- _Extrait étudié_:
****************
Les 5 vulnérabilités systémiques à anticiper

Généralement, les maires ne s’inquiètent que des inondations, des coulées de boue et des incendies de forêt. Eventuellement, quand un site seveso est proche, le risque industriel est aussi considéré. Pourtant, il existe des vulnérabilités systémiques plus probables que ces risques, mais totalement ignorées par les maires.

Car la transition écologique locale est un processus qui prend du temps. Or, jusqu’à son achèvement, votre commune est exposée à des vulnérabilités systémiques inhérente à notre modèle sociétale. Ces vulnérabilités systémiques sont susceptibles de remettre en cause la transition écologique. Ou qui pourrait en tout cas l’empêcher de se compléter. Ces 5 menaces pour la transition locale sont des poncifs déjà bien connus des adeptes de la collapsologie. Il faut néanmoins les avoir en tête, car l’un d’eux pourrait conditionner notre futur…

La menace énergétique et matérielle

Le rapport Meadows l’avait prédit dès les années 70 et cette menace est en passe de se réaliser. Nous sommes en train d’assister à la fois à l’épuisement du pétrole et des matériaux nécessaires à notre vie quotidienne.

le pic de conventionnel a été atteint en 2008

Ainsi le le pic de production de pétrole conventionnel a été atteint en 2008. Le conventionnel désigne celui extrait par des derricks, à l’inverse de non conventionnels comme par exemple celui situé sous la mer, dans les sables bitumineux ou dans les mers polaires. La production continue pourtant à augmenter, portée par le relais du non conventionnel. Mais cette croissance est en trompe-l’oeil et devrait vite ralentir. En effet, le taux de retour d’énergie par énergie investie (EROEI) décroît de plus en plus. Il y a un siècle, un baril investi permettait d’en obtenir 100. Aujourd’hui, en moyenne, un baril de pétrole investi en rapporte douze. De la sorte, il est de moins en rentable d’extraire du pétrole (ou du gaz) à mesure que les gisements conventionnels s’épuisent.
****************
- _Données fournies_:
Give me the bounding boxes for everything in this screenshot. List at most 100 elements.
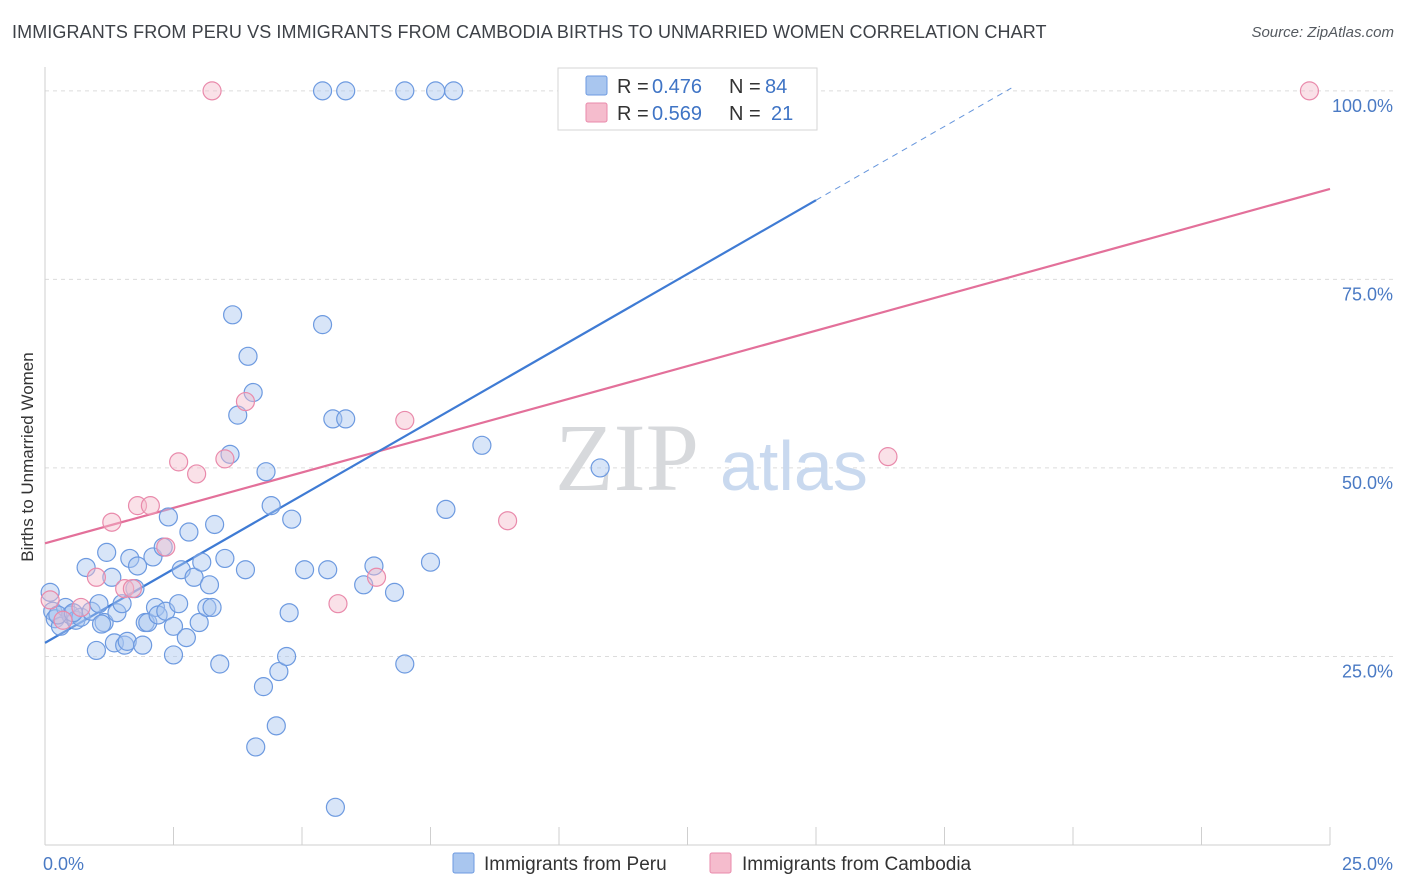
point-cambodia-4 <box>102 512 122 532</box>
legend-cambodia-n-label: N = <box>729 103 761 125</box>
point-peru-22 <box>127 556 148 576</box>
point-peru-57 <box>266 716 286 736</box>
y-axis-label: Births to Unmarried Women <box>18 352 37 561</box>
point-peru-43 <box>202 597 222 618</box>
trend-lines <box>44 87 1331 644</box>
x-tick-label-max: 25.0% <box>1342 854 1393 874</box>
point-peru-27 <box>145 597 166 618</box>
point-peru-75 <box>590 458 610 478</box>
legend: R = 0.476 N = 84 R = 0.569 N = 21 <box>557 67 818 131</box>
legend-peru-r: 0.476 <box>652 76 702 98</box>
point-cambodia-18 <box>498 511 518 531</box>
point-cambodia-13 <box>215 449 235 469</box>
point-peru-33 <box>163 645 184 665</box>
point-peru-39 <box>189 612 209 633</box>
point-peru-17 <box>112 594 132 614</box>
point-peru-19 <box>117 631 137 651</box>
point-cambodia-12 <box>202 81 222 101</box>
legend-swatch-peru <box>585 75 608 96</box>
point-peru-14 <box>102 567 122 587</box>
trend-line-cambodia <box>44 187 1331 545</box>
point-peru-20 <box>120 548 140 569</box>
point-peru-34 <box>169 594 189 614</box>
bottom-legend-cambodia: Immigrants from Cambodia <box>742 854 972 875</box>
point-peru-62 <box>294 560 315 580</box>
data-points <box>40 81 1320 817</box>
point-cambodia-15 <box>328 594 348 614</box>
point-peru-13 <box>97 542 117 562</box>
point-cambodia-6 <box>122 578 142 599</box>
point-peru-23 <box>133 635 153 655</box>
point-peru-44 <box>205 514 225 535</box>
point-cambodia-8 <box>140 496 160 516</box>
point-cambodia-3 <box>86 567 107 587</box>
axes <box>44 67 1331 846</box>
point-cambodia-1 <box>53 610 73 630</box>
point-peru-48 <box>223 305 243 325</box>
y-tick-label-1: 50.0% <box>1342 473 1393 493</box>
point-peru-36 <box>176 628 196 648</box>
point-peru-64 <box>318 560 338 580</box>
trend-line-peru-extension <box>815 87 1012 201</box>
point-cambodia-10 <box>169 452 189 472</box>
point-peru-74 <box>472 435 492 455</box>
point-peru-81 <box>48 605 68 625</box>
point-peru-79 <box>426 81 446 101</box>
point-peru-63 <box>312 315 333 335</box>
point-peru-70 <box>384 582 405 602</box>
point-peru-37 <box>179 522 199 542</box>
point-peru-80 <box>444 81 464 101</box>
legend-peru-r-label: R = <box>617 76 649 98</box>
point-peru-60 <box>279 603 299 623</box>
point-peru-71 <box>395 654 415 674</box>
legend-peru-n-label: N = <box>729 76 761 98</box>
point-peru-42 <box>199 575 220 595</box>
point-cambodia-14 <box>235 391 256 412</box>
legend-peru-n: 84 <box>765 76 787 98</box>
point-peru-76 <box>312 81 333 101</box>
point-peru-67 <box>336 409 356 429</box>
point-peru-78 <box>395 81 415 101</box>
point-peru-38 <box>184 567 204 587</box>
point-cambodia-11 <box>187 464 207 484</box>
point-peru-32 <box>163 616 184 636</box>
bottom-legend-swatch-peru <box>452 852 475 874</box>
x-tick-label-min: 0.0% <box>43 854 84 874</box>
y-tick-labels: 25.0% 50.0% 75.0% 100.0% <box>1332 96 1393 682</box>
bottom-legend-swatch-cambodia <box>709 852 732 874</box>
point-peru-53 <box>246 737 266 757</box>
point-peru-41 <box>197 597 217 618</box>
source-label: Source: ZipAtlas.com <box>1251 24 1394 41</box>
trend-line-peru <box>44 199 817 644</box>
point-peru-73 <box>436 499 456 520</box>
point-peru-0 <box>40 582 60 602</box>
point-peru-11 <box>89 594 109 614</box>
legend-cambodia-r: 0.569 <box>652 103 702 125</box>
point-peru-59 <box>276 646 297 667</box>
legend-swatch-cambodia <box>585 102 608 123</box>
point-cambodia-0 <box>40 590 60 610</box>
point-cambodia-9 <box>156 537 176 557</box>
gridlines <box>45 90 1393 657</box>
point-peru-16 <box>107 603 127 623</box>
point-peru-10 <box>86 640 107 661</box>
point-peru-66 <box>325 797 346 817</box>
point-peru-72 <box>420 552 441 572</box>
point-peru-50 <box>235 560 256 580</box>
watermark: ZIP atlas <box>555 404 868 511</box>
watermark-zip: ZIP <box>555 404 699 511</box>
point-peru-31 <box>158 507 178 527</box>
y-tick-label-0: 25.0% <box>1342 661 1393 681</box>
point-peru-55 <box>256 462 276 482</box>
point-cambodia-16 <box>366 567 387 587</box>
point-peru-51 <box>238 346 258 366</box>
legend-cambodia-r-label: R = <box>617 103 649 125</box>
watermark-atlas: atlas <box>720 427 868 505</box>
chart-title: IMMIGRANTS FROM PERU VS IMMIGRANTS FROM … <box>12 22 1047 42</box>
point-peru-61 <box>282 509 302 529</box>
point-peru-8 <box>76 557 96 578</box>
point-cambodia-20 <box>1299 81 1320 101</box>
bottom-legend-peru: Immigrants from Peru <box>484 854 667 875</box>
point-peru-45 <box>210 654 230 674</box>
****************
- _Exercice proposé_: Relevez tous les exemples de pétrole non conventionnel que cite l'extrait sur les vulnérabilités systémiques.

- _Corrigé_:
- Le pétrole situé sous la mer
- Le pétrole des sables bitumineux
- Le pétrole des mers polaires